>> BEGIN Task inputs
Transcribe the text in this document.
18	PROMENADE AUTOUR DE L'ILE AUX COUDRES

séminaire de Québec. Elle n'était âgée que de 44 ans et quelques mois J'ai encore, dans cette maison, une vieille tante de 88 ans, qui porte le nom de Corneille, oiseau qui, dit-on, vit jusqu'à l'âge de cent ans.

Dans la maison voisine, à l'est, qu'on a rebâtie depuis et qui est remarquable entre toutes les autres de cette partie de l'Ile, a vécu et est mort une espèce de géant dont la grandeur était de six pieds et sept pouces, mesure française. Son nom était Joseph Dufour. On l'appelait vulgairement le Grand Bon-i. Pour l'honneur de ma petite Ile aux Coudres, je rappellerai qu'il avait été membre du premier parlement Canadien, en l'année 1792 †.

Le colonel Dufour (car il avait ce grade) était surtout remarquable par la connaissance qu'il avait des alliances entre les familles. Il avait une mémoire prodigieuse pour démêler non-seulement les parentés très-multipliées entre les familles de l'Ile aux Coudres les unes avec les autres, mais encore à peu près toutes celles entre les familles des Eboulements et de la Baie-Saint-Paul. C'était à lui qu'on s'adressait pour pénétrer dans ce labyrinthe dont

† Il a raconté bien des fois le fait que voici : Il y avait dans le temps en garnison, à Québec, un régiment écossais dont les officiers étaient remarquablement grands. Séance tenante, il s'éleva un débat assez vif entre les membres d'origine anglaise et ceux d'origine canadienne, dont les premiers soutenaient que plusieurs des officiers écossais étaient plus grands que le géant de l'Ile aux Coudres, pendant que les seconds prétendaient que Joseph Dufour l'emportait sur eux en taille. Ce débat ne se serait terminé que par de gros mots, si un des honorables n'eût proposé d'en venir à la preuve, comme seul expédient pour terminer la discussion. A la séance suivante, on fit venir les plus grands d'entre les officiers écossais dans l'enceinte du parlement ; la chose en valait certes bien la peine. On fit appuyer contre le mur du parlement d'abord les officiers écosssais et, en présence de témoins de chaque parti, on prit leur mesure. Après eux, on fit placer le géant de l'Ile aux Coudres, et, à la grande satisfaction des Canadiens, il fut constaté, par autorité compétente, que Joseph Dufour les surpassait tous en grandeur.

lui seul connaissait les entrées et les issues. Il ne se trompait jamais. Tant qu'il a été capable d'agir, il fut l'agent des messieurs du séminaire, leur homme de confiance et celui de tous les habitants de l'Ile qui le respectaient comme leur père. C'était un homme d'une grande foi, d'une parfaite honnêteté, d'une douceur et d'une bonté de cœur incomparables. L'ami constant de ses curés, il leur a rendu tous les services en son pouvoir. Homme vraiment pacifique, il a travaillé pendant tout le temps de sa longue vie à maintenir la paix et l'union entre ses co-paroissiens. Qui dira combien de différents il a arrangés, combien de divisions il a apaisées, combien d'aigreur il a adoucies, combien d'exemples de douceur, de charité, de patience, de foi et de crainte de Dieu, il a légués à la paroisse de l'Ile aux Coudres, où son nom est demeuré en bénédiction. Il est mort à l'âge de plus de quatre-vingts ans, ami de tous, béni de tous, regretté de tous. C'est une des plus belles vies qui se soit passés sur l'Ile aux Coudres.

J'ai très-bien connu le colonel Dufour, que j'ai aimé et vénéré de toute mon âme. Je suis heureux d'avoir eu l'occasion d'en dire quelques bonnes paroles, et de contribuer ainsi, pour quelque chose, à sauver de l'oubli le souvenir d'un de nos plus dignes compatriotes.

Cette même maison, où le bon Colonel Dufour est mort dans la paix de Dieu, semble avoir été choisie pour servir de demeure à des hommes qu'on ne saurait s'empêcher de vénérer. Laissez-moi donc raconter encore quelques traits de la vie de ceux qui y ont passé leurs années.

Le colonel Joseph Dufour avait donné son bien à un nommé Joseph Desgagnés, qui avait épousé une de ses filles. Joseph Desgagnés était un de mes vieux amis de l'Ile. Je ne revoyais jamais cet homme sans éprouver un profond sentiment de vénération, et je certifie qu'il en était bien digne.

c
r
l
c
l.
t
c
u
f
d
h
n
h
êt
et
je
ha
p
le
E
>> END Task inputs
[Your task]: Pull every line containing the word "quelques" out of the material.

[Result for this task]:
séminaire de Québec. Elle n'était âgée que de 44 ans et quelques mois J'ai encore, dans cette maison, une vieille tante de 88 ans, qui porte le nom de Corneille, oiseau qui, dit-on, vit jusqu'à l'âge de cent ans.
J'ai très-bien connu le colonel Dufour, que j'ai aimé et vénéré de toute mon âme. Je suis heureux d'avoir eu l'occasion d'en dire quelques bonnes paroles, et de contribuer ainsi, pour quelque chose, à sauver de l'oubli le souvenir d'un de nos plus dignes compatriotes.
Cette même maison, où le bon Colonel Dufour est mort dans la paix de Dieu, semble avoir été choisie pour servir de demeure à des hommes qu'on ne saurait s'empêcher de vénérer. Laissez-moi donc raconter encore quelques traits de la vie de ceux qui y ont passé leurs années.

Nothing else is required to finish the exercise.